■ Text:
Pursuant to section 11F of the Family Law Act the parties attend a family dispute resolution conference at the Family Court of Australia with a family consultant on 15 August 2012 at 9:15am, to discuss the care, welfare and development of the child X born (omitted) 2007 in an endeavour to resolve any differences between the parties in relation thereto. The parties are to telephone the Registry on (omitted) to confirm their attendance.
Ms F is to file an affidavit setting out her evidence in respect of her experience of what happened with the time between the father and the child which takes place pursuant to order 2 hereof by no later than 13 August 2012.
Within seven (7) days the parties do all things necessary to enrol at the (omitted) Children's Contact Centre and to assess their suitability to take part in the supervised access program.
The orders made by consent on 27 June 2012 continue.
Further consideration of the matter is adjourned to 17 August 2012 at 10:00am.
IT IS NOTED that publication of this judgment under the pseudonym Raycliff & Nilssen is approved pursuant to s.121(9)(g) of the Family Law Act 1975 (Cth).
| FEDERAL MAGISTRATES COURT OF AUSTRALIA AT ADELAIDE |
ADC 1801 of 2012
| MR RAYCLIFF |
Applicant
And
| MS NILSSEN |
Respondent
REASONS FOR JUDGMENT
These reasons for judgment were delivered ex tempore immediately following the interim hearing concerned. Given the controversy arising in the matter, it is appropriate that the reasons be transcribed and released to each of the parties. Grammatical errors and errors of expression have been corrected and an attempt made to make the orally delivered reasons amenable to being read.
This afternoon, I have to deal with a difficult interim children’s matter. The applicant in the proceedings is Mr Raycliff. The respondent is Ms Nilssen. The parties, to whom I will refer, respectively, as the father and the mother, are the parents of X, who was born on (omitted) 2007.
The father commenced these proceedings on 15 May 2012. At this interim stage, he seeks orders that would see X being delivered up to him and living with him until there can be a more exhaustive hearing of all the relevant evidence. Failing the delivery of the child to him, he seeks that a recovery order issue which would direct, essentially, police officers to go and seek out the child and deliver her to him.
The father’s application first came before the court on 27 June 2012. It was supported by an affidavit of the father himself and also by several other affidavits from individuals who know the father well and who depose to his good character and close involvement with X.
It was the father’s position that, when he commenced these proceedings, he did not know where the mother and X were living. For that reason he sought that a Commonwealth Information Order[1] be made, which would direct relevant officers of Centrelink or the Child Support Agency to provide the court with information, held by those agencies, as to where the mother and child were living.
[1] See Family Law Act at section 67J
It was the import of the father’s case that the mother was hiding X from him and this was not in her best interests, given her close relationship with him. At the time of his application, he had not seen the child since late April. He was becoming increasingly desperate about this state of affairs, when his application came to court.

■ Problem: According to the judgment, on what date did the father start these proceedings?

■ Stored data entries:
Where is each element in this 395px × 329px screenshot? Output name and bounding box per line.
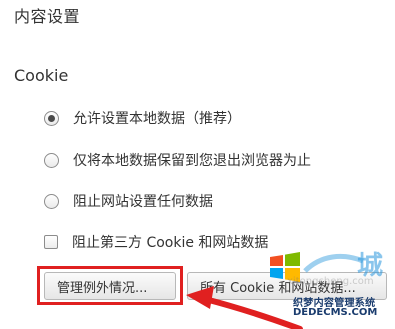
option-allow-local-data[interactable]: 允许设置本地数据（推荐） bbox=[44, 107, 241, 129]
checkbox-block-third-party[interactable] bbox=[44, 235, 58, 249]
page-title: 内容设置 bbox=[14, 7, 81, 26]
manage-exceptions-button[interactable]: 管理例外情况... bbox=[44, 272, 176, 300]
watermark-url: DEDECMS.COM bbox=[293, 307, 378, 318]
option-allow-local-data-label: 允许设置本地数据（推荐） bbox=[73, 111, 241, 127]
radio-keep-until-exit[interactable] bbox=[44, 152, 59, 168]
all-cookies-button[interactable]: 所有 Cookie 和网站数据... bbox=[187, 272, 387, 300]
radio-allow-local-data[interactable] bbox=[44, 110, 59, 126]
option-block-all-sites[interactable]: 阻止网站设置任何数据 bbox=[44, 190, 213, 212]
option-keep-until-exit[interactable]: 仅将本地数据保留到您退出浏览器为止 bbox=[44, 149, 311, 171]
option-block-third-party-label: 阻止第三方 Cookie 和网站数据 bbox=[72, 235, 269, 251]
option-block-all-sites-label: 阻止网站设置任何数据 bbox=[73, 194, 213, 210]
option-block-third-party[interactable]: 阻止第三方 Cookie 和网站数据 bbox=[44, 231, 268, 253]
option-keep-until-exit-label: 仅将本地数据保留到您退出浏览器为止 bbox=[73, 153, 311, 169]
radio-block-all-sites[interactable] bbox=[44, 193, 59, 209]
cookie-section-heading: Cookie bbox=[14, 66, 69, 85]
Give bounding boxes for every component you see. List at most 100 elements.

■ Completed task: 15 May 2012